● Exercise prompt: Report, as a bare number, how many lines contain the string "structured".

Stored items from a collection:
** start **
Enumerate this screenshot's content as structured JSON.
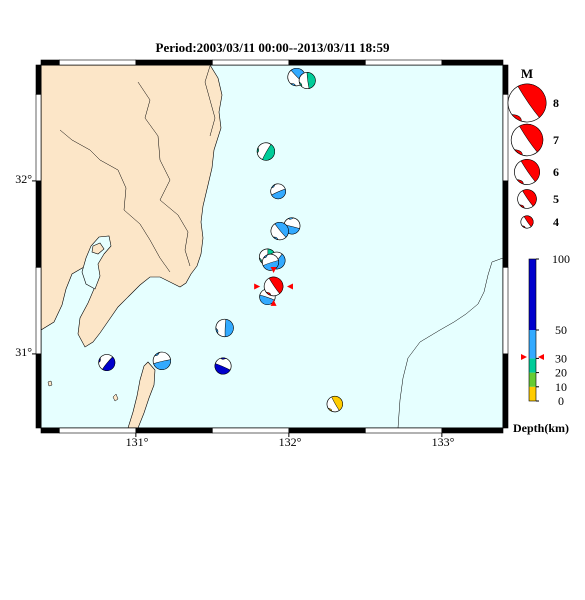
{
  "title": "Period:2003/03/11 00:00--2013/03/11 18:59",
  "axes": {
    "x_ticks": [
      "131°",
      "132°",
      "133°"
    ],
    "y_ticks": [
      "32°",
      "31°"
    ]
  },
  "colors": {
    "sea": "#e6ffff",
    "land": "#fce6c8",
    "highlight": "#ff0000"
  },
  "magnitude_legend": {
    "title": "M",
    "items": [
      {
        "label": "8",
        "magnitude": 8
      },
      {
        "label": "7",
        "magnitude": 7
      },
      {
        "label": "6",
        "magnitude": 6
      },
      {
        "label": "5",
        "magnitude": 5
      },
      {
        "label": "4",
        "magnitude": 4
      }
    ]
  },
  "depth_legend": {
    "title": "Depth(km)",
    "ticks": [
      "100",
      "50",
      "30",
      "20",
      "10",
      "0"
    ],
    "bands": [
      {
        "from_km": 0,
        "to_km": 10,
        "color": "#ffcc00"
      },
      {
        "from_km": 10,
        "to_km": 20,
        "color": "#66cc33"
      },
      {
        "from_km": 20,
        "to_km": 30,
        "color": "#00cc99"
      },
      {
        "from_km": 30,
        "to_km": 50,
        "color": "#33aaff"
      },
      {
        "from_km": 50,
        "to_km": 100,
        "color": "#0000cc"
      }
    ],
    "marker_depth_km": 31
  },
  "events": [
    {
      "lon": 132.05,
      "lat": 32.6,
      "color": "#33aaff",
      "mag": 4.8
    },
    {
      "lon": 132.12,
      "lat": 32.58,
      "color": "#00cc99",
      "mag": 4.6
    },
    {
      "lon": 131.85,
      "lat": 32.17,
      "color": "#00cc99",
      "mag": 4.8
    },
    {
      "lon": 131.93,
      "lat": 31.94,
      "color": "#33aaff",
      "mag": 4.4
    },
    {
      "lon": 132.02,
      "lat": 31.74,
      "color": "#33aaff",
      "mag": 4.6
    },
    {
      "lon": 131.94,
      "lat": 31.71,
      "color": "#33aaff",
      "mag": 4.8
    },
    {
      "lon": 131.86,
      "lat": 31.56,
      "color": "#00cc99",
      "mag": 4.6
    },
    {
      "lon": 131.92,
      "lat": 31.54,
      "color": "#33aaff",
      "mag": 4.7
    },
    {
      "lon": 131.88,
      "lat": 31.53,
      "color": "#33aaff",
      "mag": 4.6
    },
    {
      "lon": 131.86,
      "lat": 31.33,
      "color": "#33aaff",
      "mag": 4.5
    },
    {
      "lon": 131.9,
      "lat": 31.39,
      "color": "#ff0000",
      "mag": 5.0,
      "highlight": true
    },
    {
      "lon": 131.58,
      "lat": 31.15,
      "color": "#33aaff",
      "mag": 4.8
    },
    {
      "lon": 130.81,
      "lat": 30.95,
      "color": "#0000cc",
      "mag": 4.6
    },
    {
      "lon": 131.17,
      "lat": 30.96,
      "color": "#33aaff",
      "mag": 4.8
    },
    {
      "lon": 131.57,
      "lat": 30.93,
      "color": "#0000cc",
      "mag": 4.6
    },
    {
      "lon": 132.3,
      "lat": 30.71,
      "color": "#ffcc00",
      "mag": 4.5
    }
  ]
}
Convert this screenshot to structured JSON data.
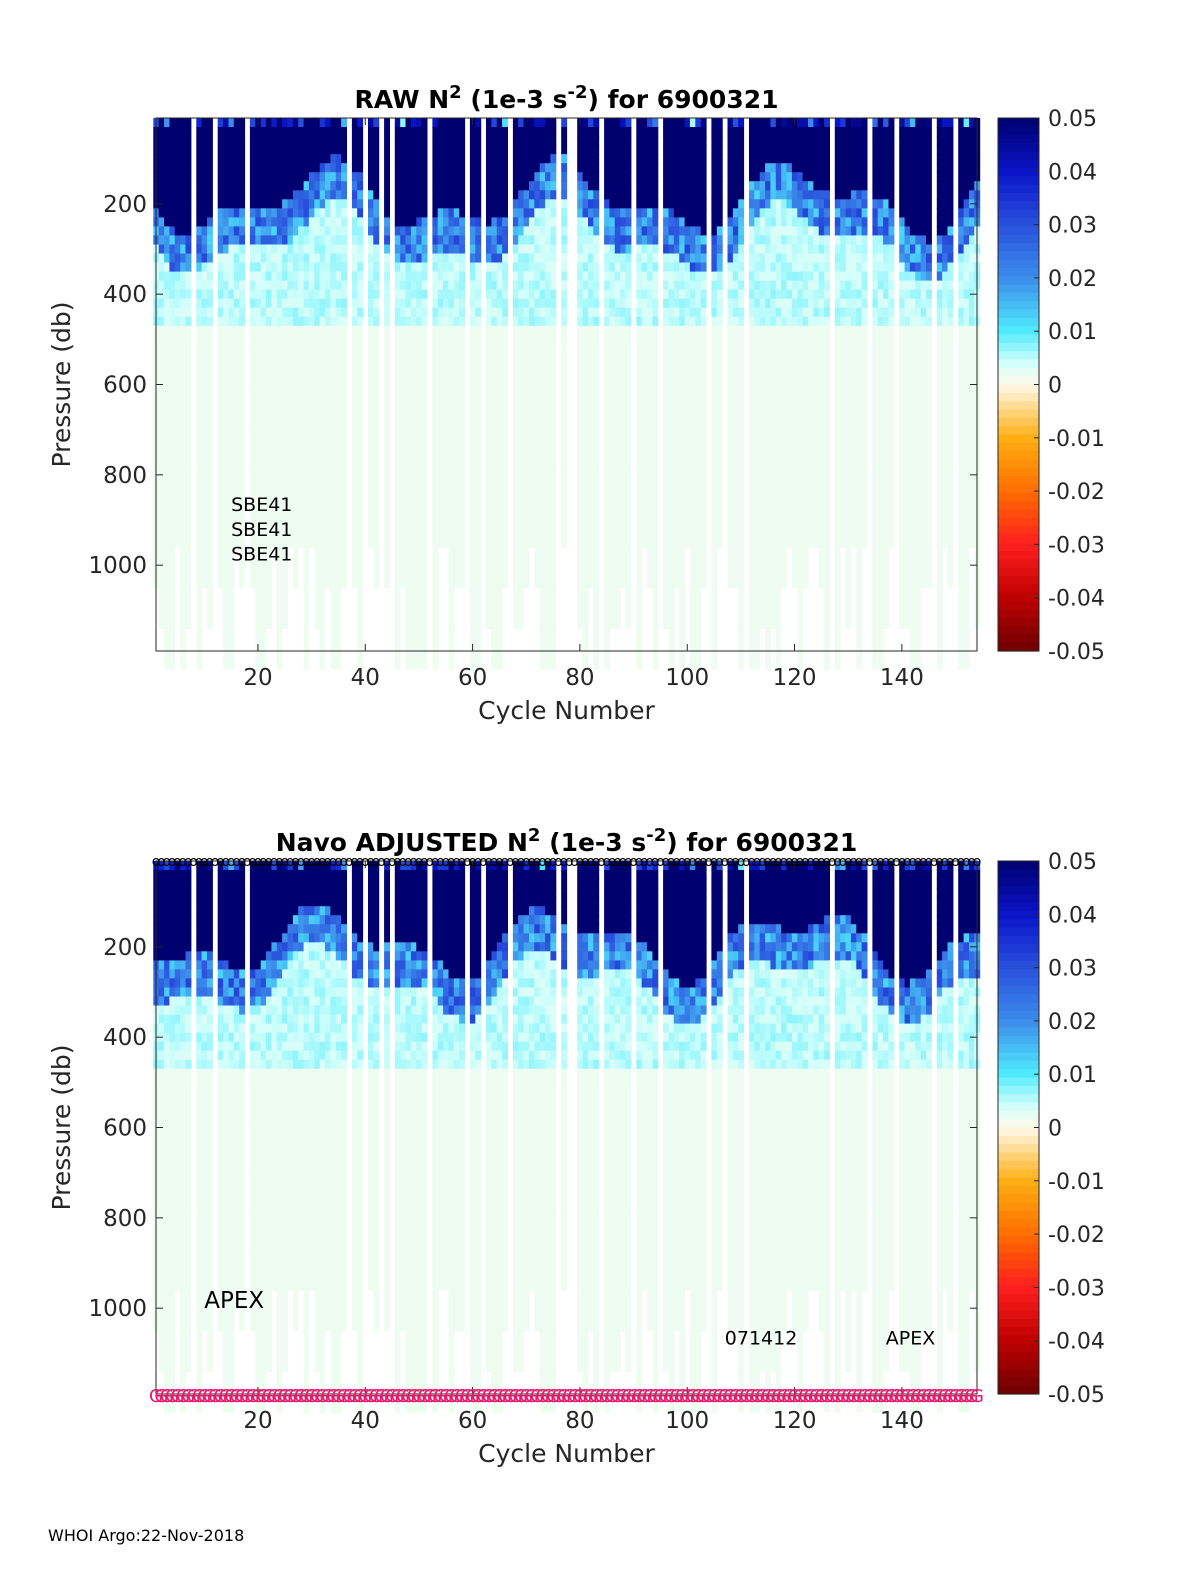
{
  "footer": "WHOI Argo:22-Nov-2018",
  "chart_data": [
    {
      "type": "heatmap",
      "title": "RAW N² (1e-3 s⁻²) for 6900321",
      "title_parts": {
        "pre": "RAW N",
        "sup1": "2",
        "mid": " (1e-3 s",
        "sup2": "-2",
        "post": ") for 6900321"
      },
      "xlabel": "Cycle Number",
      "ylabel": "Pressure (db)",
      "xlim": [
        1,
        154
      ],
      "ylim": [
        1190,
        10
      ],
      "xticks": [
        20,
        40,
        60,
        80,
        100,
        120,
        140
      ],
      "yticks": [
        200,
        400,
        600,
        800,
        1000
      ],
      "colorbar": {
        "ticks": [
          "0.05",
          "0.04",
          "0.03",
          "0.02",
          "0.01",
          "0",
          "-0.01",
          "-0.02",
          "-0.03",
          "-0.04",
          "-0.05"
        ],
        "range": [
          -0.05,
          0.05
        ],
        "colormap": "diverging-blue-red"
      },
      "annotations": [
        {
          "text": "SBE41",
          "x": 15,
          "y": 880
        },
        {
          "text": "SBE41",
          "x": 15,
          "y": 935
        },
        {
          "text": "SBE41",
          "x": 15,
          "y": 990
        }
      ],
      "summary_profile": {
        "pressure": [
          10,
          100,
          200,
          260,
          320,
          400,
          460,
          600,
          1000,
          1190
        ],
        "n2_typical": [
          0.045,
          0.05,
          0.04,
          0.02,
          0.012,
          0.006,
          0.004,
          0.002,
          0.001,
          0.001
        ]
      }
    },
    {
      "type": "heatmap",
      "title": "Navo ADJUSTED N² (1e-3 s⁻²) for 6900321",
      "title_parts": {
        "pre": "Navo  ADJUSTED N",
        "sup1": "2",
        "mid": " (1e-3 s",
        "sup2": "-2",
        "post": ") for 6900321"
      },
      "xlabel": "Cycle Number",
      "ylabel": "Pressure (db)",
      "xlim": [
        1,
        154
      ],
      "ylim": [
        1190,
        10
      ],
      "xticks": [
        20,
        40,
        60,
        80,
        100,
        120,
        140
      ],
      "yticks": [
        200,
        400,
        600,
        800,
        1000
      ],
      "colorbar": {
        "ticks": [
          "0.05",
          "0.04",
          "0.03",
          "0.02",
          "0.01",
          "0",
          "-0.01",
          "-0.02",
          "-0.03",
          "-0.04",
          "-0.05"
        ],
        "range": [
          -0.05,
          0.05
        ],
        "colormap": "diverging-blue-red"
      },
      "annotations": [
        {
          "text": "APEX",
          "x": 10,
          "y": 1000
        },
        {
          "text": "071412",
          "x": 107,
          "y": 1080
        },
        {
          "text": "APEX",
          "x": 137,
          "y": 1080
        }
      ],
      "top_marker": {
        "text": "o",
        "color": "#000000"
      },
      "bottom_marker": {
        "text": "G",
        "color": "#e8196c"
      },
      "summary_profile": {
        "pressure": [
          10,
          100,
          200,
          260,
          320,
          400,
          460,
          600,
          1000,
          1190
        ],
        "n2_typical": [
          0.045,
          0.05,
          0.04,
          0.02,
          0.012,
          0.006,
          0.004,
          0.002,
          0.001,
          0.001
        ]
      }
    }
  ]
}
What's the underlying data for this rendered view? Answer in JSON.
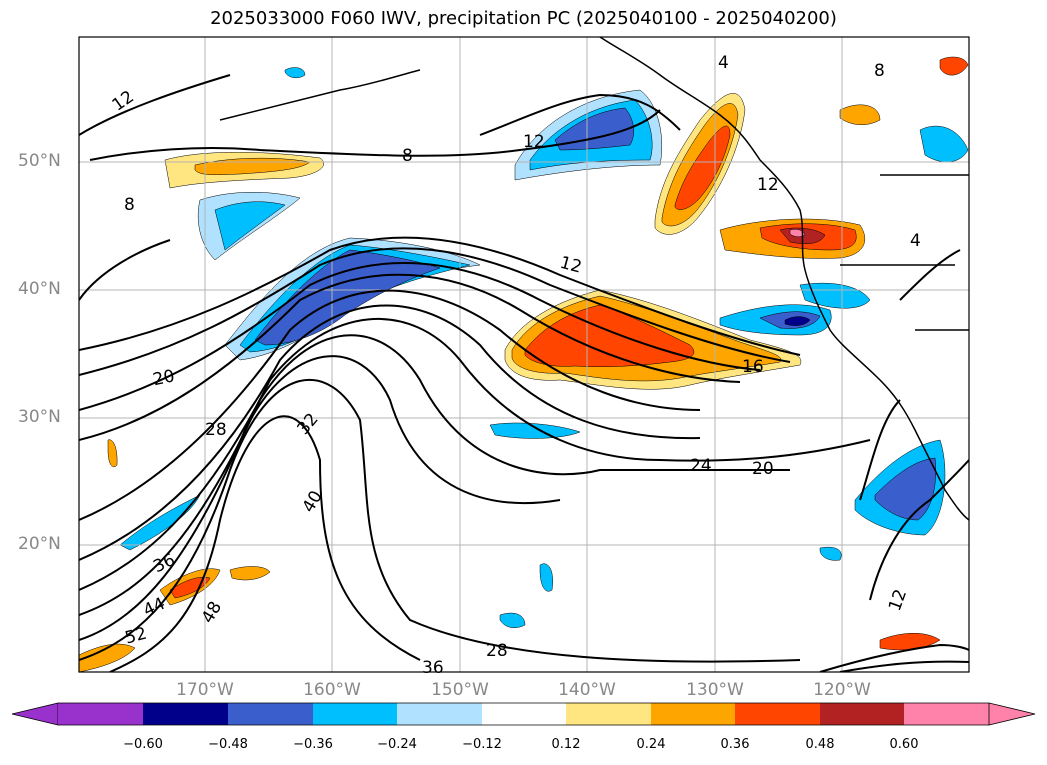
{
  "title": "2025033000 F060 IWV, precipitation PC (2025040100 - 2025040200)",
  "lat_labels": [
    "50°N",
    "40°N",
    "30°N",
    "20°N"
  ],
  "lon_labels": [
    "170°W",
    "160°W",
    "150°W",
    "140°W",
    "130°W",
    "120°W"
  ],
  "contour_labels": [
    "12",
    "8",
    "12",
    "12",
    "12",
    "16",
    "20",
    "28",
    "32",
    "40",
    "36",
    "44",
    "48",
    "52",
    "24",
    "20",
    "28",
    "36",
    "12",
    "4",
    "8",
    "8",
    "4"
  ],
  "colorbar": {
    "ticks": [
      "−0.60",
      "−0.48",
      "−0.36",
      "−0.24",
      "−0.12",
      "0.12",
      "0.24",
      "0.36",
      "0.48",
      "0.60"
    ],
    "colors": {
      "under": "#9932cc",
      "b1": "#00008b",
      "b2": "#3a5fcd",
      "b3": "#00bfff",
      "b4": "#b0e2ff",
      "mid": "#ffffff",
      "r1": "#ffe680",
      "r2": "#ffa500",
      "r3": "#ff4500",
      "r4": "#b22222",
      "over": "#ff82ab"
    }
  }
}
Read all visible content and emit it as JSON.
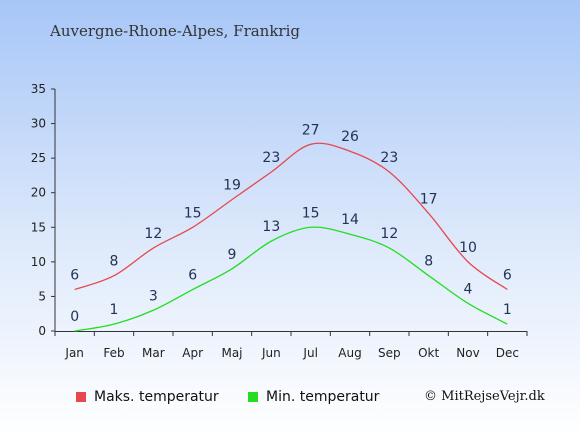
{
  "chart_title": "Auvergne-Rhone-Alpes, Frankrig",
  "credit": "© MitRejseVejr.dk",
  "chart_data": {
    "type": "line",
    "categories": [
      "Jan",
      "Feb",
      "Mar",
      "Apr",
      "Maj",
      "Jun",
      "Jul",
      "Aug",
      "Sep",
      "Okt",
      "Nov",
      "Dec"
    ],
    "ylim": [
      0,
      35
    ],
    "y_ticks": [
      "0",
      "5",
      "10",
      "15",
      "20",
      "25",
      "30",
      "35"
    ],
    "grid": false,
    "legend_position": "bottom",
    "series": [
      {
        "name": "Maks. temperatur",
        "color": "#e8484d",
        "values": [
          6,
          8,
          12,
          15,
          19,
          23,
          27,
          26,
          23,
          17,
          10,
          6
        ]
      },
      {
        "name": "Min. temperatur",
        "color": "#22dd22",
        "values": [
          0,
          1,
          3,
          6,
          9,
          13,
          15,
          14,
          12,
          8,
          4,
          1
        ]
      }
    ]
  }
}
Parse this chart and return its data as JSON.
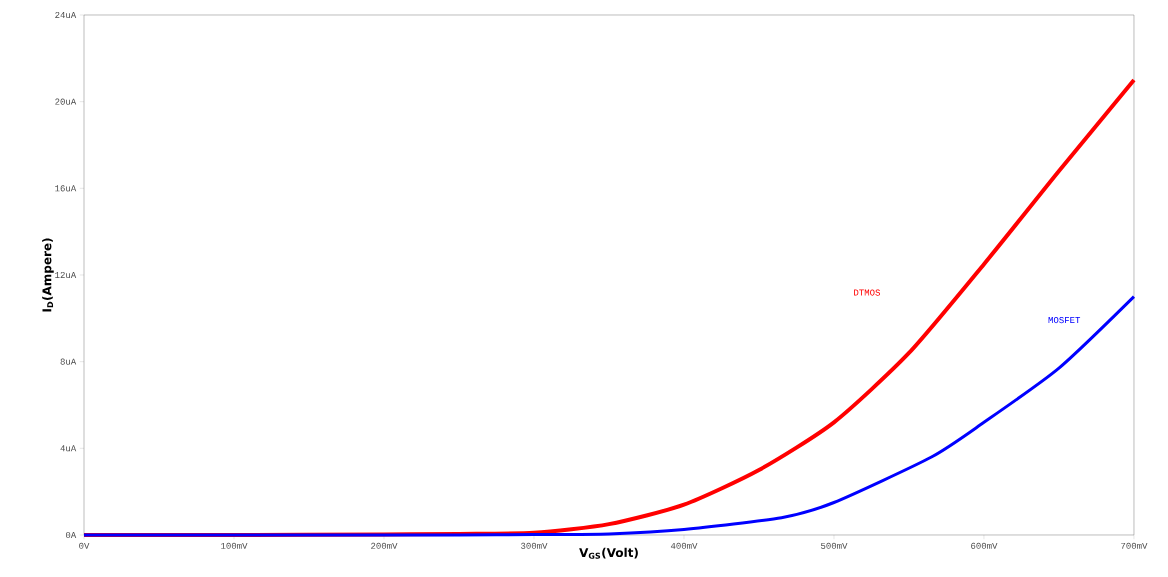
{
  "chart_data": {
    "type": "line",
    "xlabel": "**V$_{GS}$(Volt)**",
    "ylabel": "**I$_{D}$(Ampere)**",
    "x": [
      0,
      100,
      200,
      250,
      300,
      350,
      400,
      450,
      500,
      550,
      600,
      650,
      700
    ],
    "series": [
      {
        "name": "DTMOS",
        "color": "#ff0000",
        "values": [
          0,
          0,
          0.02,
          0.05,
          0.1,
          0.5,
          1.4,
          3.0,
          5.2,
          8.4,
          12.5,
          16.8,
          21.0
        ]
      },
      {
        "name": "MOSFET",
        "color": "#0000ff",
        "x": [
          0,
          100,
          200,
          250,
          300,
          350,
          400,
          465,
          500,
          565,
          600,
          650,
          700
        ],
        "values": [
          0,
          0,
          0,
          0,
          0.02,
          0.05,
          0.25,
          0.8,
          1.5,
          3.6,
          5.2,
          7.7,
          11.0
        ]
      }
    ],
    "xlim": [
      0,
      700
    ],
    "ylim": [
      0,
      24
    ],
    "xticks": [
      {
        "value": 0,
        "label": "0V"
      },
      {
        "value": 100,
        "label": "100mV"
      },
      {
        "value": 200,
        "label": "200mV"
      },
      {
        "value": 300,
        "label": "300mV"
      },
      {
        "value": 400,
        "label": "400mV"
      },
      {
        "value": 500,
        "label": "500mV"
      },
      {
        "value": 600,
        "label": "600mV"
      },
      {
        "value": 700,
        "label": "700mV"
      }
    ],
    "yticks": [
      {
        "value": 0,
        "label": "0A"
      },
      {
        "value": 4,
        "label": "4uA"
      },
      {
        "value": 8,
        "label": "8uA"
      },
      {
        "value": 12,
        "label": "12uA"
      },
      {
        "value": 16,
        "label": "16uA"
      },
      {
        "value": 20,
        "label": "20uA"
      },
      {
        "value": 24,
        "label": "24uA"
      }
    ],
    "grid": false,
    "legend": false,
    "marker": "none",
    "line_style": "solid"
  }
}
** end **
● Answer to the problem: 2